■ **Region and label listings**

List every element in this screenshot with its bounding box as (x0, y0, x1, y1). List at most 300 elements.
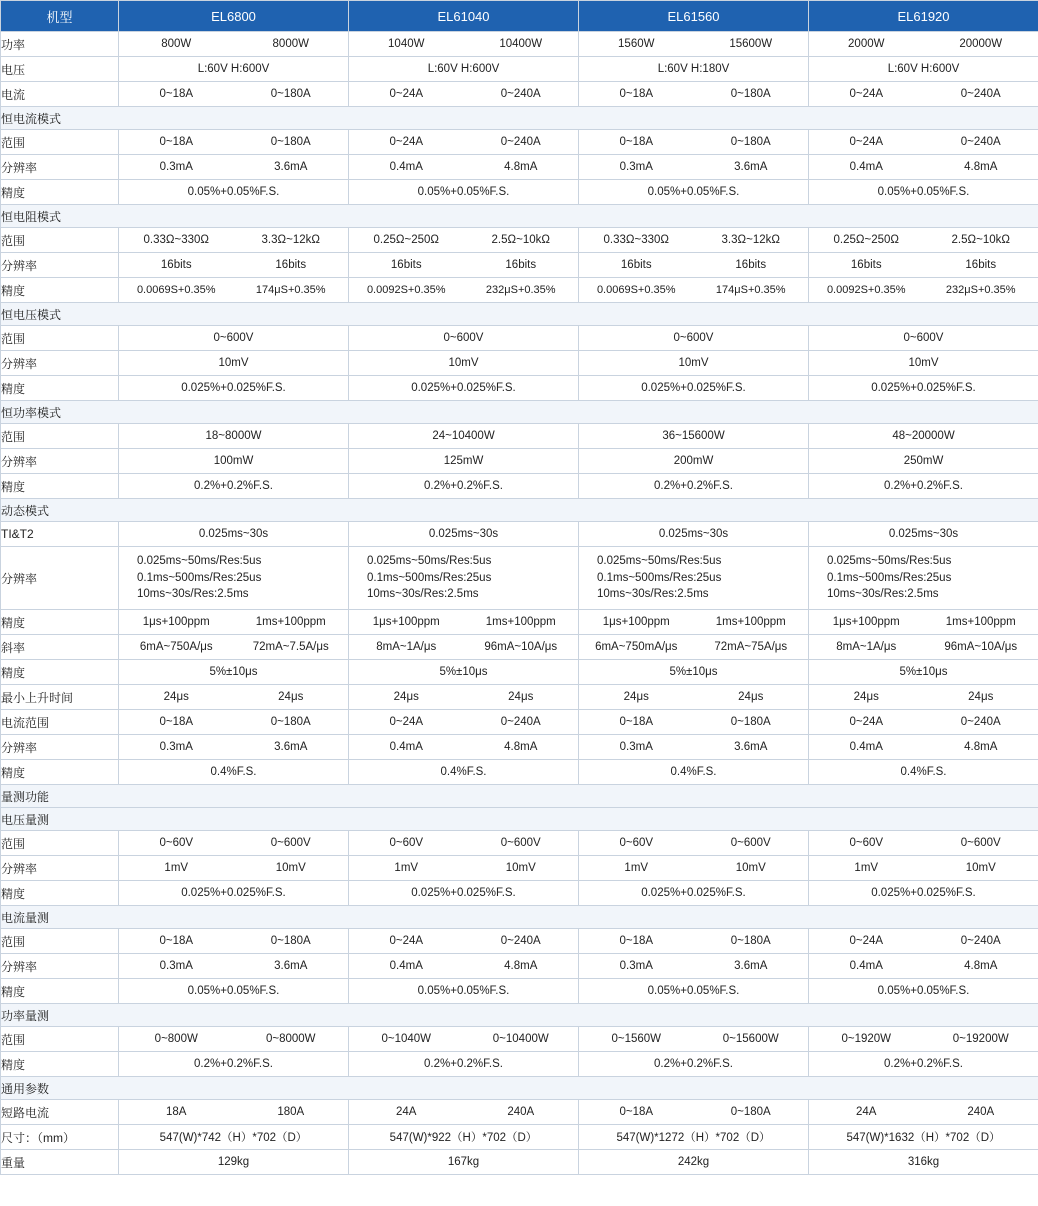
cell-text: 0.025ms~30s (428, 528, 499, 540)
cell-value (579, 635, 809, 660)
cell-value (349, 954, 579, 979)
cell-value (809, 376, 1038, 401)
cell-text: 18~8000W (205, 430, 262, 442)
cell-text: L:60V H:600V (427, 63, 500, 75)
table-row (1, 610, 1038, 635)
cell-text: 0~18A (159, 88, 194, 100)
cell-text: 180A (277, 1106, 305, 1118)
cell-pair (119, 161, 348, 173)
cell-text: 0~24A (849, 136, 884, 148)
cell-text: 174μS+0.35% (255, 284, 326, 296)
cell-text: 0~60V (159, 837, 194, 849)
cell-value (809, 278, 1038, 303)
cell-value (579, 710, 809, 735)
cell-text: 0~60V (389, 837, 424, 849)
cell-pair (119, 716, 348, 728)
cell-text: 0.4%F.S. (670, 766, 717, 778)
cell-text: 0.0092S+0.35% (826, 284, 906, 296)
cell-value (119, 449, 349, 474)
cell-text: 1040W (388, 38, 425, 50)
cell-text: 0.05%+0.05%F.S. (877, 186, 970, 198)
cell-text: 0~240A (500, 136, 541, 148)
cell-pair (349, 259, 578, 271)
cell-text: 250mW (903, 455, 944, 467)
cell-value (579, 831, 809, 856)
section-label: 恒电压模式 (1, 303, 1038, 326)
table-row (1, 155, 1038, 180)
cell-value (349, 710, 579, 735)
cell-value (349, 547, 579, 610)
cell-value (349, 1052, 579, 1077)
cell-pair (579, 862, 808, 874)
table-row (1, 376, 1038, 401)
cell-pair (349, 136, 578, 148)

■ **AIM OF THE EXERCISE**
Pick out every line in the records above that contains the string "pair", and copy each one.

■ **FINISHED ANSWER**
cell-pair (119, 161, 348, 173)
cell-pair (119, 716, 348, 728)
cell-pair (349, 259, 578, 271)
cell-pair (579, 862, 808, 874)
cell-pair (349, 136, 578, 148)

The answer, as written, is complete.